→ **TASK INSTRUCTIONS**
Locate each line with the string "Save" in the listing below and copy it.

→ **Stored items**
begin
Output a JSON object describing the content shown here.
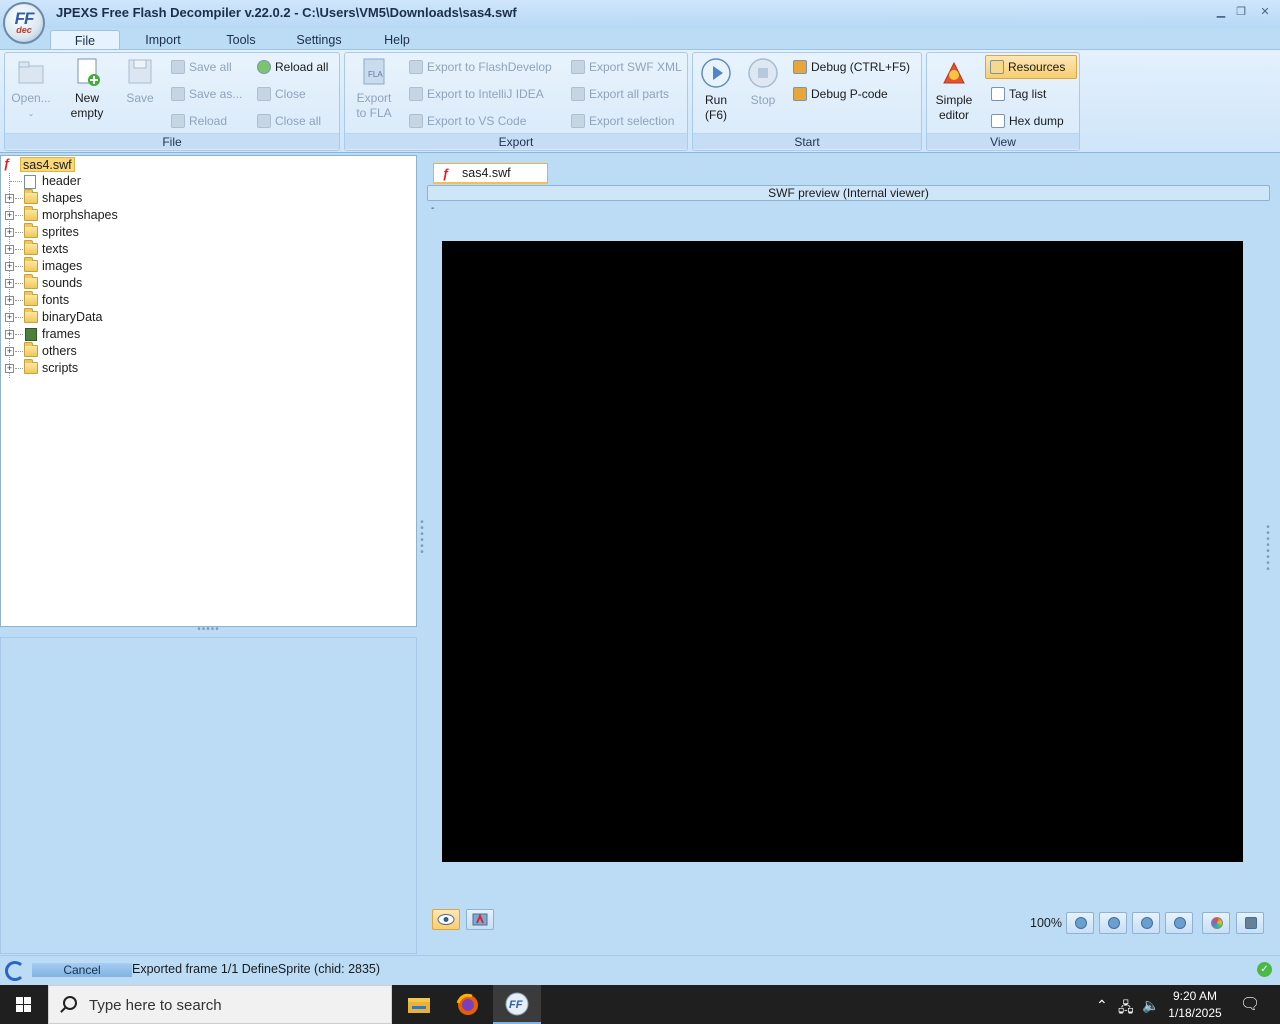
{
  "window": {
    "title": "JPEXS Free Flash Decompiler v.22.0.2 - C:\\Users\\VM5\\Downloads\\sas4.swf",
    "logo_ff": "FF",
    "logo_dec": "dec"
  },
  "ribbon_tabs": [
    "File",
    "Import",
    "Tools",
    "Settings",
    "Help"
  ],
  "ribbon": {
    "file": {
      "open": "Open...",
      "new_line1": "New",
      "new_line2": "empty",
      "save": "Save",
      "save_all": "Save all",
      "save_as": "Save as...",
      "reload": "Reload",
      "reload_all": "Reload all",
      "close": "Close",
      "close_all": "Close all",
      "label": "File"
    },
    "export": {
      "export_fla_line1": "Export",
      "export_fla_line2": "to FLA",
      "flashdevelop": "Export to FlashDevelop",
      "intellij": "Export to IntelliJ IDEA",
      "vscode": "Export to VS Code",
      "swf_xml": "Export SWF XML",
      "all_parts": "Export all parts",
      "selection": "Export selection",
      "label": "Export"
    },
    "start": {
      "run_line1": "Run",
      "run_line2": "(F6)",
      "stop": "Stop",
      "debug": "Debug (CTRL+F5)",
      "debug_pcode": "Debug P-code",
      "label": "Start"
    },
    "view": {
      "simple_line1": "Simple",
      "simple_line2": "editor",
      "resources": "Resources",
      "tag_list": "Tag list",
      "hex_dump": "Hex dump",
      "label": "View"
    }
  },
  "tree": {
    "root": "sas4.swf",
    "items": [
      "header",
      "shapes",
      "morphshapes",
      "sprites",
      "texts",
      "images",
      "sounds",
      "fonts",
      "binaryData",
      "frames",
      "others",
      "scripts"
    ]
  },
  "preview": {
    "tab_label": "sas4.swf",
    "header": "SWF preview (Internal viewer)",
    "dash": "-",
    "zoom": "100%"
  },
  "status": {
    "cancel": "Cancel",
    "message": "Exported frame 1/1 DefineSprite (chid: 2835)"
  },
  "taskbar": {
    "search_placeholder": "Type here to search",
    "time": "9:20 AM",
    "date": "1/18/2025"
  },
  "colors": {
    "accent": "#bcdcf6",
    "selection": "#f7cd70",
    "canvas": "#000000"
  }
}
end
→ **RESPONSE**
      "save": "Save",
      "save_all": "Save all",
      "save_as": "Save as...",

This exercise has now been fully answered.